DIRECTIONS. Locate every line in the material below that has the word "this". Copy each of those lines.

[Stored entries]
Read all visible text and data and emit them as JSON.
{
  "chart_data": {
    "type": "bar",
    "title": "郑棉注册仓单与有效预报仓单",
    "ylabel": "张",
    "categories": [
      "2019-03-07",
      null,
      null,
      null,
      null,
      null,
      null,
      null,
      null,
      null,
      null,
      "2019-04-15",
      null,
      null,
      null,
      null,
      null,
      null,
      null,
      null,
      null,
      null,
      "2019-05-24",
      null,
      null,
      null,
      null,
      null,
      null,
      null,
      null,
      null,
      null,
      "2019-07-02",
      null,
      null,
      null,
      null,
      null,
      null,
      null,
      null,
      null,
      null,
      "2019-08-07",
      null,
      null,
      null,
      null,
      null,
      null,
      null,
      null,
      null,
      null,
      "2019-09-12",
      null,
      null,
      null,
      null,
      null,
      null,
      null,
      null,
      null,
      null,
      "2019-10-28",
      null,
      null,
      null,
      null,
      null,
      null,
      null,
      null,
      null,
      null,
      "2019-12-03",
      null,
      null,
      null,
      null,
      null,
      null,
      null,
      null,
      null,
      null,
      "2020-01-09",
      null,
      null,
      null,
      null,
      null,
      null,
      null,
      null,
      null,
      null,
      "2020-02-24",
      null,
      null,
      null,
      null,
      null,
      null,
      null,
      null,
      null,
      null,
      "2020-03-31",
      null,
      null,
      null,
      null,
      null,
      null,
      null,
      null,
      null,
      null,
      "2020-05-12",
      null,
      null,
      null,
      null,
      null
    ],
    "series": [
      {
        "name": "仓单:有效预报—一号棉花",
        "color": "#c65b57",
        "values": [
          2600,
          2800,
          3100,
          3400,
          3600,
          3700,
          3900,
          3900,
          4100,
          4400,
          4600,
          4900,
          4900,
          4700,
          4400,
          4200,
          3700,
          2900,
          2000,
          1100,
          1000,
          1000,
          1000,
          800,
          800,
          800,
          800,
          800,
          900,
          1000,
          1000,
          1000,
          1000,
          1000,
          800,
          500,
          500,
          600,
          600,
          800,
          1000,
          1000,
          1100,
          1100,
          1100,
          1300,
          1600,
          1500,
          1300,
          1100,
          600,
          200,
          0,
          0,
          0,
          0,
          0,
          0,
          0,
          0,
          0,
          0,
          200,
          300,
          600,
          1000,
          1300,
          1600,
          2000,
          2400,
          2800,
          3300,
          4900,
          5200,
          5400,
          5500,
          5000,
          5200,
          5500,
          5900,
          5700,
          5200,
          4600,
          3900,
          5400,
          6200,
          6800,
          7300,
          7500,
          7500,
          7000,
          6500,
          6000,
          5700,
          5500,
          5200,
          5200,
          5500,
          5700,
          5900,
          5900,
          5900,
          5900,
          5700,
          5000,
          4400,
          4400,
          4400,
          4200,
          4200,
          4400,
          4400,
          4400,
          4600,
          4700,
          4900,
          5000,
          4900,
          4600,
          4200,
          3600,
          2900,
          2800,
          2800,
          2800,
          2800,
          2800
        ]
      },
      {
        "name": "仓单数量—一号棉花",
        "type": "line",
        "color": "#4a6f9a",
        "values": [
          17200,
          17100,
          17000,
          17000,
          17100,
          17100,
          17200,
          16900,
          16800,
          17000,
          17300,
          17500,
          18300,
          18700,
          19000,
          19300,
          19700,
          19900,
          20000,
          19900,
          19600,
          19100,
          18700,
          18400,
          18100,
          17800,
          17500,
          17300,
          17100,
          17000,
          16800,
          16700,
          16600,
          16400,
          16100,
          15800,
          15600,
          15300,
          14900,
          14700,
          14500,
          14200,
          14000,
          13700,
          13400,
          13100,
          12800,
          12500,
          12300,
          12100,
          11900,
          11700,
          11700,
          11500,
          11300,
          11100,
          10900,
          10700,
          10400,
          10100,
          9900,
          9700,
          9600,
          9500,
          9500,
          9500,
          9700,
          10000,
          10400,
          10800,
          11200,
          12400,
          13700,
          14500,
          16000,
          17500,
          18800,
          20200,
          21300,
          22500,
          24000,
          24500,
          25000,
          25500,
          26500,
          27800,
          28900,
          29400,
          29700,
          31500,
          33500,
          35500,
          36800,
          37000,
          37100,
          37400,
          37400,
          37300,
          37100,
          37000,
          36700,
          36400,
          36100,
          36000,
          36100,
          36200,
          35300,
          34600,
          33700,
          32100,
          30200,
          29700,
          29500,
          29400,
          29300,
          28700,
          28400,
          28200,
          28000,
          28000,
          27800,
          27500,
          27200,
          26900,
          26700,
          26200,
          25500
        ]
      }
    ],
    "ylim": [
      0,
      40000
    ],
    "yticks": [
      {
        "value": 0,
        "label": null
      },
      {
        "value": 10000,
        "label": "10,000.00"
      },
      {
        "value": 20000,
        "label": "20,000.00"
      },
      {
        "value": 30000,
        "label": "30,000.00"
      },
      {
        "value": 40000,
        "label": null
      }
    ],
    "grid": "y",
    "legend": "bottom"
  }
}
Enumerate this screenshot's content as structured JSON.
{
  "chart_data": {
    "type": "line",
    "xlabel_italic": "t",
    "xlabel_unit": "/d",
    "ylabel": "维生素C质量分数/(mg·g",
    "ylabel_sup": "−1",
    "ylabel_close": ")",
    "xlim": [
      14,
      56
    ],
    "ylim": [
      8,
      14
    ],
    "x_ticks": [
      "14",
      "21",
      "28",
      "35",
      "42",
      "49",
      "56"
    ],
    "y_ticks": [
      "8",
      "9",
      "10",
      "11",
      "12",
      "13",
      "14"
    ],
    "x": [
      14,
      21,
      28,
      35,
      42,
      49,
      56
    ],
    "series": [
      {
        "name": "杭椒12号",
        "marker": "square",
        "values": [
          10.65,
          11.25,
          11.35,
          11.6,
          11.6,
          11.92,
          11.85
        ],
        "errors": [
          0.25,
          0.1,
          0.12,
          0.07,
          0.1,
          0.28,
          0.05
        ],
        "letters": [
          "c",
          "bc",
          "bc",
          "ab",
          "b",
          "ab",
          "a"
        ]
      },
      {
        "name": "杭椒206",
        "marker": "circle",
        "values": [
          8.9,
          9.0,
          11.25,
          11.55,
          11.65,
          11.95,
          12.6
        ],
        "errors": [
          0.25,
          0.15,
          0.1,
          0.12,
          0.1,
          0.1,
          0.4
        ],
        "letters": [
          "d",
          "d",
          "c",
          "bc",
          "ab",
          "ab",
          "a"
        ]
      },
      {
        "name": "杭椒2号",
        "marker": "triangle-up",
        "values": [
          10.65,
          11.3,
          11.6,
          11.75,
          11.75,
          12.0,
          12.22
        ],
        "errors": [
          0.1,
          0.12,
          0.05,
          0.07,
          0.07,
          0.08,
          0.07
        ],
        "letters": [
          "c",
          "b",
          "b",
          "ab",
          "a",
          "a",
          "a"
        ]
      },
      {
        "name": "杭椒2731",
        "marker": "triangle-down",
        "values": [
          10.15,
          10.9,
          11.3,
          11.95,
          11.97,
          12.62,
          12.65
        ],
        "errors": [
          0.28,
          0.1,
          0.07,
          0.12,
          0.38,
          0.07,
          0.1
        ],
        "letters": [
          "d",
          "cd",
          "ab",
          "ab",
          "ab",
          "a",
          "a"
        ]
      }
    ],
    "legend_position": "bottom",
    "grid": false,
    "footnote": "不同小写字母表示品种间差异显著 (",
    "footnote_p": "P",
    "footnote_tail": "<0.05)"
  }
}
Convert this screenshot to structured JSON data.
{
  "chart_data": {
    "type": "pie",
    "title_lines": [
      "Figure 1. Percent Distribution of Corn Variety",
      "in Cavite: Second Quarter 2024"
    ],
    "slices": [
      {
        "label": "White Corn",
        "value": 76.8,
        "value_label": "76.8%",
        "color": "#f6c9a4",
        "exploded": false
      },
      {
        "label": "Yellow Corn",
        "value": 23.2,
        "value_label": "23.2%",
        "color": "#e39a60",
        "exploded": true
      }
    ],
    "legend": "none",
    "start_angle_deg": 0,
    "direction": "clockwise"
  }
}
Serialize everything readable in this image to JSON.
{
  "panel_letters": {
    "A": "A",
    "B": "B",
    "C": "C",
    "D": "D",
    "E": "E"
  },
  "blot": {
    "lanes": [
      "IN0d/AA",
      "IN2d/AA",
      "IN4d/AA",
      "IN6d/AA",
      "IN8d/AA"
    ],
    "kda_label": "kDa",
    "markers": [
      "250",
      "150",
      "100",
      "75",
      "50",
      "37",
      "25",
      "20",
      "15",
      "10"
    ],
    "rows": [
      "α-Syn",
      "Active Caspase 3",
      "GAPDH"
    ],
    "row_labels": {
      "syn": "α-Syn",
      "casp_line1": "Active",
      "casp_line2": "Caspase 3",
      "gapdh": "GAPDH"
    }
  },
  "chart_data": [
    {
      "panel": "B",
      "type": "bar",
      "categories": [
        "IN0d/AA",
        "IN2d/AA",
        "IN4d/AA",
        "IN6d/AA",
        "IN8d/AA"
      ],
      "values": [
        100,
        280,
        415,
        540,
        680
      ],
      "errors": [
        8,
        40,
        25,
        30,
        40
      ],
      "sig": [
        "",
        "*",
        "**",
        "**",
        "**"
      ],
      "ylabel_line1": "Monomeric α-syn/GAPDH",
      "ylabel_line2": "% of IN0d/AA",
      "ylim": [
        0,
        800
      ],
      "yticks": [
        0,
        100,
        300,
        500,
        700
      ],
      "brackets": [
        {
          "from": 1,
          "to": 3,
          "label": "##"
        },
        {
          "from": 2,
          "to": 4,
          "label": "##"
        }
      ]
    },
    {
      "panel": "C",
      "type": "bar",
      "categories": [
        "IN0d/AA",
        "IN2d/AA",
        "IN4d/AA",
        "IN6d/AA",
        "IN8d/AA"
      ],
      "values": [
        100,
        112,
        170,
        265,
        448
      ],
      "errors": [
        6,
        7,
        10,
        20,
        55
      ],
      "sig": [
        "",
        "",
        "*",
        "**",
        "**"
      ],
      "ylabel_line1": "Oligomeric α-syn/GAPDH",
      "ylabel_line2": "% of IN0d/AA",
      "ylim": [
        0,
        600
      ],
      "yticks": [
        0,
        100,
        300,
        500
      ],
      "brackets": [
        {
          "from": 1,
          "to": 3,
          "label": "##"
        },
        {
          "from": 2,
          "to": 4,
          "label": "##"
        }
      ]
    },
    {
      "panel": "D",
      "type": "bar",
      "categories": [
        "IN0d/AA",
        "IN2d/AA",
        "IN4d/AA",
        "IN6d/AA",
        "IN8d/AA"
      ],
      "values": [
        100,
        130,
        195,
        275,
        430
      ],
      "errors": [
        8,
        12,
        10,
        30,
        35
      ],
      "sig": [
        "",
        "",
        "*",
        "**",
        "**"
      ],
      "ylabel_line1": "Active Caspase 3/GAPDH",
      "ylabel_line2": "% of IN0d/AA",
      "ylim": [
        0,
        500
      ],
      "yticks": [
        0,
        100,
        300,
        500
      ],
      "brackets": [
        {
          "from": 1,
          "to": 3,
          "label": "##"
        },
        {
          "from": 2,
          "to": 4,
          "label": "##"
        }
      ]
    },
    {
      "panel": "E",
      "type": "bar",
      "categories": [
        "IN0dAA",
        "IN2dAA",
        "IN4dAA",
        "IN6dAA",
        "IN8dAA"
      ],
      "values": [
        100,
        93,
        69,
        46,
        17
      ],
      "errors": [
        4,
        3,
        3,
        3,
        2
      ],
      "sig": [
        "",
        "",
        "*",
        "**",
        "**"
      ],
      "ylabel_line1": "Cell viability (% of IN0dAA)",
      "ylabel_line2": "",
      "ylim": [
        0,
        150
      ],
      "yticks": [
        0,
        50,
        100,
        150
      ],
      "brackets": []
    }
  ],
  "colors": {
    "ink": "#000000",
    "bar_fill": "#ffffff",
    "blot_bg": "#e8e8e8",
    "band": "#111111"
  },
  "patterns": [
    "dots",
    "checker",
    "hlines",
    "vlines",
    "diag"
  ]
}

RESPONSE TO THE TASK.
Enumerate this screenshot's content as structured JSON.
Convert this screenshot to structured JSON data.
Serialize everything readable in this image to JSON.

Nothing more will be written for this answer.